>> BEGIN

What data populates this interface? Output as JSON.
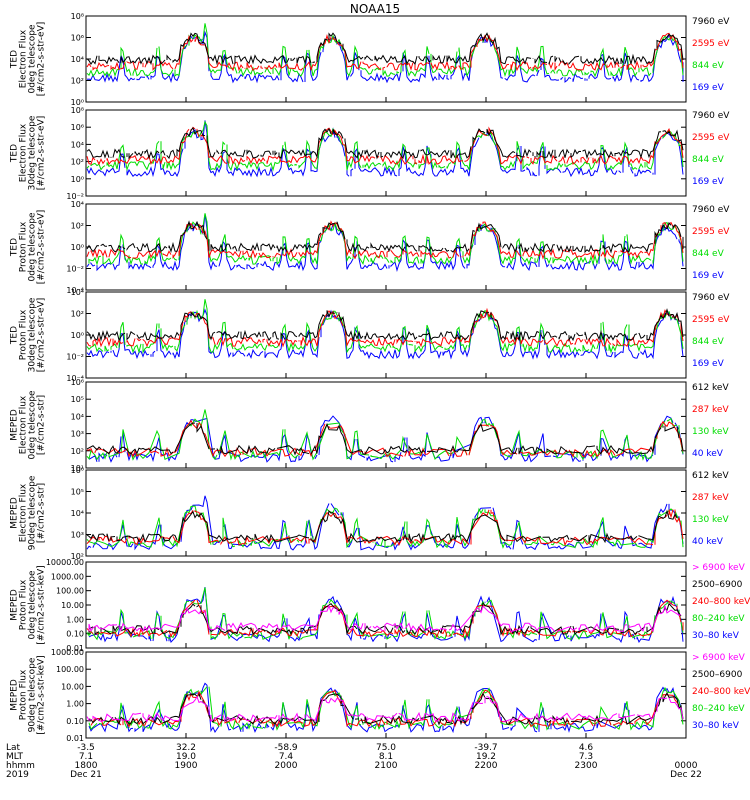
{
  "title": "NOAA15",
  "colors": {
    "black": "#000000",
    "red": "#ff0000",
    "green": "#00dd00",
    "blue": "#0000ff",
    "magenta": "#ff00ff"
  },
  "footer": {
    "row_labels": [
      "Lat",
      "MLT",
      "hhmm",
      "2019"
    ],
    "ticks": [
      {
        "lat": "-3.5",
        "mlt": "7.1",
        "hhmm": "1800",
        "date": "Dec 21"
      },
      {
        "lat": "32.2",
        "mlt": "19.0",
        "hhmm": "1900",
        "date": ""
      },
      {
        "lat": "-58.9",
        "mlt": "7.4",
        "hhmm": "2000",
        "date": ""
      },
      {
        "lat": "75.0",
        "mlt": "8.1",
        "hhmm": "2100",
        "date": ""
      },
      {
        "lat": "-39.7",
        "mlt": "19.2",
        "hhmm": "2200",
        "date": ""
      },
      {
        "lat": "4.6",
        "mlt": "7.3",
        "hhmm": "2300",
        "date": ""
      },
      {
        "lat": "",
        "mlt": "",
        "hhmm": "0000",
        "date": "Dec 22"
      }
    ]
  },
  "chart_data": [
    {
      "type": "line",
      "ylabel": [
        "TED",
        "Electron Flux",
        "0deg telescope",
        "[#/cm2-s-str-eV]"
      ],
      "yscale": "log",
      "yticks": [
        "10⁰",
        "10²",
        "10⁴",
        "10⁶",
        "10⁸"
      ],
      "ylim": [
        1,
        100000000
      ],
      "legend": [
        {
          "name": "7960 eV",
          "color": "black"
        },
        {
          "name": "2595 eV",
          "color": "red"
        },
        {
          "name": "844 eV",
          "color": "green"
        },
        {
          "name": "169 eV",
          "color": "blue"
        }
      ]
    },
    {
      "type": "line",
      "ylabel": [
        "TED",
        "Electron Flux",
        "30deg telescope",
        "[#/cm2-s-str-eV]"
      ],
      "yscale": "log",
      "yticks": [
        "10⁻²",
        "10⁰",
        "10²",
        "10⁴",
        "10⁶",
        "10⁸"
      ],
      "ylim": [
        0.01,
        100000000
      ],
      "legend": [
        {
          "name": "7960 eV",
          "color": "black"
        },
        {
          "name": "2595 eV",
          "color": "red"
        },
        {
          "name": "844 eV",
          "color": "green"
        },
        {
          "name": "169 eV",
          "color": "blue"
        }
      ]
    },
    {
      "type": "line",
      "ylabel": [
        "TED",
        "Proton Flux",
        "0deg telescope",
        "[#/cm2-s-str-eV]"
      ],
      "yscale": "log",
      "yticks": [
        "10⁻⁴",
        "10⁻²",
        "10⁰",
        "10²",
        "10⁴"
      ],
      "ylim": [
        0.0001,
        10000
      ],
      "legend": [
        {
          "name": "7960 eV",
          "color": "black"
        },
        {
          "name": "2595 eV",
          "color": "red"
        },
        {
          "name": "844 eV",
          "color": "green"
        },
        {
          "name": "169 eV",
          "color": "blue"
        }
      ]
    },
    {
      "type": "line",
      "ylabel": [
        "TED",
        "Proton Flux",
        "30deg telescope",
        "[#/cm2-s-str-eV]"
      ],
      "yscale": "log",
      "yticks": [
        "10⁻⁴",
        "10⁻²",
        "10⁰",
        "10²",
        "10⁴"
      ],
      "ylim": [
        0.0001,
        10000
      ],
      "legend": [
        {
          "name": "7960 eV",
          "color": "black"
        },
        {
          "name": "2595 eV",
          "color": "red"
        },
        {
          "name": "844 eV",
          "color": "green"
        },
        {
          "name": "169 eV",
          "color": "blue"
        }
      ]
    },
    {
      "type": "line",
      "ylabel": [
        "MEPED",
        "Electron Flux",
        "0deg telescope",
        "[#/cm2-s-str]"
      ],
      "yscale": "log",
      "yticks": [
        "10¹",
        "10²",
        "10³",
        "10⁴",
        "10⁵",
        "10⁶"
      ],
      "ylim": [
        10,
        1000000
      ],
      "legend": [
        {
          "name": "612 keV",
          "color": "black"
        },
        {
          "name": "287 keV",
          "color": "red"
        },
        {
          "name": "130 keV",
          "color": "green"
        },
        {
          "name": "40 keV",
          "color": "blue"
        }
      ]
    },
    {
      "type": "line",
      "ylabel": [
        "MEPED",
        "Electron Flux",
        "90deg telescope",
        "[#/cm2-s-str]"
      ],
      "yscale": "log",
      "yticks": [
        "10²",
        "10³",
        "10⁴",
        "10⁵",
        "10⁶"
      ],
      "ylim": [
        100,
        1000000
      ],
      "legend": [
        {
          "name": "612 keV",
          "color": "black"
        },
        {
          "name": "287 keV",
          "color": "red"
        },
        {
          "name": "130 keV",
          "color": "green"
        },
        {
          "name": "40 keV",
          "color": "blue"
        }
      ]
    },
    {
      "type": "line",
      "ylabel": [
        "MEPED",
        "Proton Flux",
        "0deg telescope",
        "[#/cm2-s-str-keV]"
      ],
      "yscale": "log",
      "yticks": [
        "0.01",
        "0.10",
        "1.00",
        "10.00",
        "100.00",
        "1000.00",
        "10000.00"
      ],
      "ylim": [
        0.01,
        10000
      ],
      "legend": [
        {
          "name": "> 6900 keV",
          "color": "magenta"
        },
        {
          "name": "2500–6900",
          "color": "black"
        },
        {
          "name": "240–800 keV",
          "color": "red"
        },
        {
          "name": "80–240 keV",
          "color": "green"
        },
        {
          "name": "30–80 keV",
          "color": "blue"
        }
      ]
    },
    {
      "type": "line",
      "ylabel": [
        "MEPED",
        "Proton Flux",
        "90deg telescope",
        "[#/cm2-s-str-keV]"
      ],
      "yscale": "log",
      "yticks": [
        "0.01",
        "0.10",
        "1.00",
        "10.00",
        "100.00",
        "1000.00"
      ],
      "ylim": [
        0.01,
        1000
      ],
      "legend": [
        {
          "name": "> 6900 keV",
          "color": "magenta"
        },
        {
          "name": "2500–6900",
          "color": "black"
        },
        {
          "name": "240–800 keV",
          "color": "red"
        },
        {
          "name": "80–240 keV",
          "color": "green"
        },
        {
          "name": "30–80 keV",
          "color": "blue"
        }
      ]
    }
  ]
}
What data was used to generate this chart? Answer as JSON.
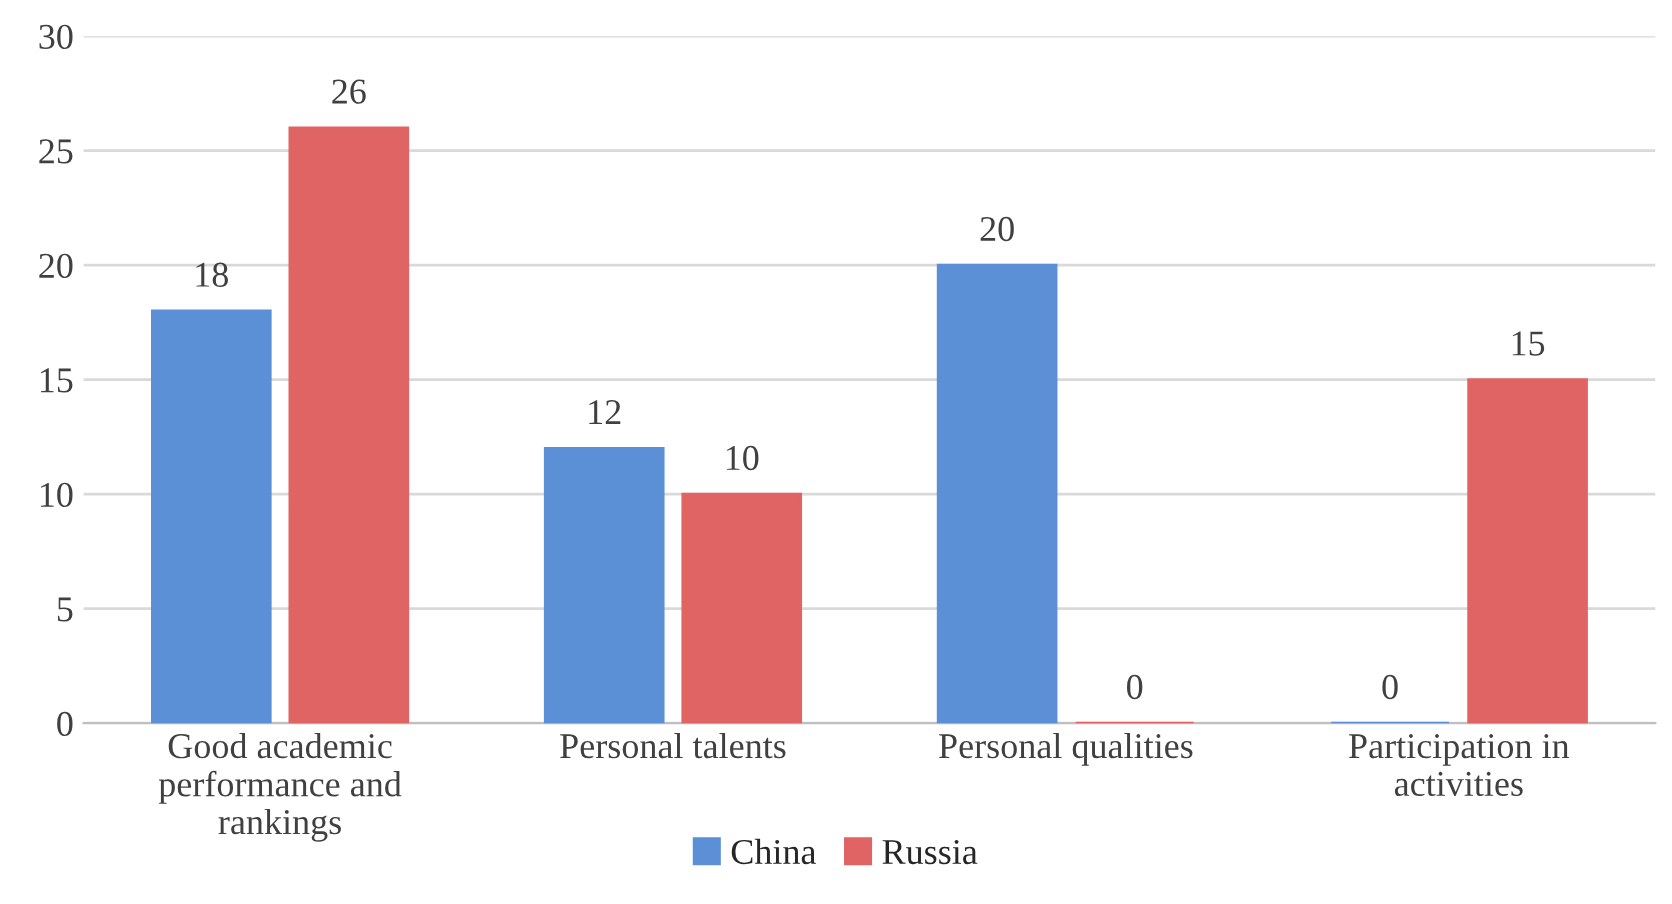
{
  "chart_data": {
    "type": "bar",
    "categories": [
      "Good academic\nperformance and\nrankings",
      "Personal talents",
      "Personal qualities",
      "Participation in\nactivities"
    ],
    "series": [
      {
        "name": "China",
        "color": "#5b8fd6",
        "values": [
          18,
          12,
          20,
          0
        ]
      },
      {
        "name": "Russia",
        "color": "#e06464",
        "values": [
          26,
          10,
          0,
          15
        ]
      }
    ],
    "ylim": [
      0,
      30
    ],
    "yticks": [
      0,
      5,
      10,
      15,
      20,
      25,
      30
    ],
    "grid": "y",
    "legend": "bottom",
    "data_labels": true
  }
}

>> END

> _EXERCISE_: The material above must be printed exactly, with its pictures left out.

> _THE COMPLETED TASK_:
What data populates this interface? Output as JSON.
{
  "title": "NOAA15",
  "colors": {
    "black": "#000000",
    "red": "#ff0000",
    "green": "#00dd00",
    "blue": "#0000ff",
    "magenta": "#ff00ff"
  },
  "footer": {
    "row_labels": [
      "Lat",
      "MLT",
      "hhmm",
      "2019"
    ],
    "ticks": [
      {
        "lat": "-3.5",
        "mlt": "7.1",
        "hhmm": "1800",
        "date": "Dec 21"
      },
      {
        "lat": "32.2",
        "mlt": "19.0",
        "hhmm": "1900",
        "date": ""
      },
      {
        "lat": "-58.9",
        "mlt": "7.4",
        "hhmm": "2000",
        "date": ""
      },
      {
        "lat": "75.0",
        "mlt": "8.1",
        "hhmm": "2100",
        "date": ""
      },
      {
        "lat": "-39.7",
        "mlt": "19.2",
        "hhmm": "2200",
        "date": ""
      },
      {
        "lat": "4.6",
        "mlt": "7.3",
        "hhmm": "2300",
        "date": ""
      },
      {
        "lat": "",
        "mlt": "",
        "hhmm": "0000",
        "date": "Dec 22"
      }
    ]
  },
  "chart_data": [
    {
      "type": "line",
      "ylabel": [
        "TED",
        "Electron Flux",
        "0deg telescope",
        "[#/cm2-s-str-eV]"
      ],
      "yscale": "log",
      "yticks": [
        "10⁰",
        "10²",
        "10⁴",
        "10⁶",
        "10⁸"
      ],
      "ylim": [
        1,
        100000000
      ],
      "legend": [
        {
          "name": "7960 eV",
          "color": "black"
        },
        {
          "name": "2595 eV",
          "color": "red"
        },
        {
          "name": "844 eV",
          "color": "green"
        },
        {
          "name": "169 eV",
          "color": "blue"
        }
      ]
    },
    {
      "type": "line",
      "ylabel": [
        "TED",
        "Electron Flux",
        "30deg telescope",
        "[#/cm2-s-str-eV]"
      ],
      "yscale": "log",
      "yticks": [
        "10⁻²",
        "10⁰",
        "10²",
        "10⁴",
        "10⁶",
        "10⁸"
      ],
      "ylim": [
        0.01,
        100000000
      ],
      "legend": [
        {
          "name": "7960 eV",
          "color": "black"
        },
        {
          "name": "2595 eV",
          "color": "red"
        },
        {
          "name": "844 eV",
          "color": "green"
        },
        {
          "name": "169 eV",
          "color": "blue"
        }
      ]
    },
    {
      "type": "line",
      "ylabel": [
        "TED",
        "Proton Flux",
        "0deg telescope",
        "[#/cm2-s-str-eV]"
      ],
      "yscale": "log",
      "yticks": [
        "10⁻⁴",
        "10⁻²",
        "10⁰",
        "10²",
        "10⁴"
      ],
      "ylim": [
        0.0001,
        10000
      ],
      "legend": [
        {
          "name": "7960 eV",
          "color": "black"
        },
        {
          "name": "2595 eV",
          "color": "red"
        },
        {
          "name": "844 eV",
          "color": "green"
        },
        {
          "name": "169 eV",
          "color": "blue"
        }
      ]
    },
    {
      "type": "line",
      "ylabel": [
        "TED",
        "Proton Flux",
        "30deg telescope",
        "[#/cm2-s-str-eV]"
      ],
      "yscale": "log",
      "yticks": [
        "10⁻⁴",
        "10⁻²",
        "10⁰",
        "10²",
        "10⁴"
      ],
      "ylim": [
        0.0001,
        10000
      ],
      "legend": [
        {
          "name": "7960 eV",
          "color": "black"
        },
        {
          "name": "2595 eV",
          "color": "red"
        },
        {
          "name": "844 eV",
          "color": "green"
        },
        {
          "name": "169 eV",
          "color": "blue"
        }
      ]
    },
    {
      "type": "line",
      "ylabel": [
        "MEPED",
        "Electron Flux",
        "0deg telescope",
        "[#/cm2-s-str]"
      ],
      "yscale": "log",
      "yticks": [
        "10¹",
        "10²",
        "10³",
        "10⁴",
        "10⁵",
        "10⁶"
      ],
      "ylim": [
        10,
        1000000
      ],
      "legend": [
        {
          "name": "612 keV",
          "color": "black"
        },
        {
          "name": "287 keV",
          "color": "red"
        },
        {
          "name": "130 keV",
          "color": "green"
        },
        {
          "name": "40 keV",
          "color": "blue"
        }
      ]
    },
    {
      "type": "line",
      "ylabel": [
        "MEPED",
        "Electron Flux",
        "90deg telescope",
        "[#/cm2-s-str]"
      ],
      "yscale": "log",
      "yticks": [
        "10²",
        "10³",
        "10⁴",
        "10⁵",
        "10⁶"
      ],
      "ylim": [
        100,
        1000000
      ],
      "legend": [
        {
          "name": "612 keV",
          "color": "black"
        },
        {
          "name": "287 keV",
          "color": "red"
        },
        {
          "name": "130 keV",
          "color": "green"
        },
        {
          "name": "40 keV",
          "color": "blue"
        }
      ]
    },
    {
      "type": "line",
      "ylabel": [
        "MEPED",
        "Proton Flux",
        "0deg telescope",
        "[#/cm2-s-str-keV]"
      ],
      "yscale": "log",
      "yticks": [
        "0.01",
        "0.10",
        "1.00",
        "10.00",
        "100.00",
        "1000.00",
        "10000.00"
      ],
      "ylim": [
        0.01,
        10000
      ],
      "legend": [
        {
          "name": "> 6900 keV",
          "color": "magenta"
        },
        {
          "name": "2500–6900",
          "color": "black"
        },
        {
          "name": "240–800 keV",
          "color": "red"
        },
        {
          "name": "80–240 keV",
          "color": "green"
        },
        {
          "name": "30–80 keV",
          "color": "blue"
        }
      ]
    },
    {
      "type": "line",
      "ylabel": [
        "MEPED",
        "Proton Flux",
        "90deg telescope",
        "[#/cm2-s-str-keV]"
      ],
      "yscale": "log",
      "yticks": [
        "0.01",
        "0.10",
        "1.00",
        "10.00",
        "100.00",
        "1000.00"
      ],
      "ylim": [
        0.01,
        1000
      ],
      "legend": [
        {
          "name": "> 6900 keV",
          "color": "magenta"
        },
        {
          "name": "2500–6900",
          "color": "black"
        },
        {
          "name": "240–800 keV",
          "color": "red"
        },
        {
          "name": "80–240 keV",
          "color": "green"
        },
        {
          "name": "30–80 keV",
          "color": "blue"
        }
      ]
    }
  ]
}
What data was used to generate this chart? Answer as JSON.
{
  "chart_data": {
    "type": "bar",
    "categories": [
      "Good academic\nperformance and\nrankings",
      "Personal talents",
      "Personal qualities",
      "Participation in\nactivities"
    ],
    "series": [
      {
        "name": "China",
        "color": "#5b8fd6",
        "values": [
          18,
          12,
          20,
          0
        ]
      },
      {
        "name": "Russia",
        "color": "#e06464",
        "values": [
          26,
          10,
          0,
          15
        ]
      }
    ],
    "ylim": [
      0,
      30
    ],
    "yticks": [
      0,
      5,
      10,
      15,
      20,
      25,
      30
    ],
    "grid": "y",
    "legend": "bottom",
    "data_labels": true
  }
}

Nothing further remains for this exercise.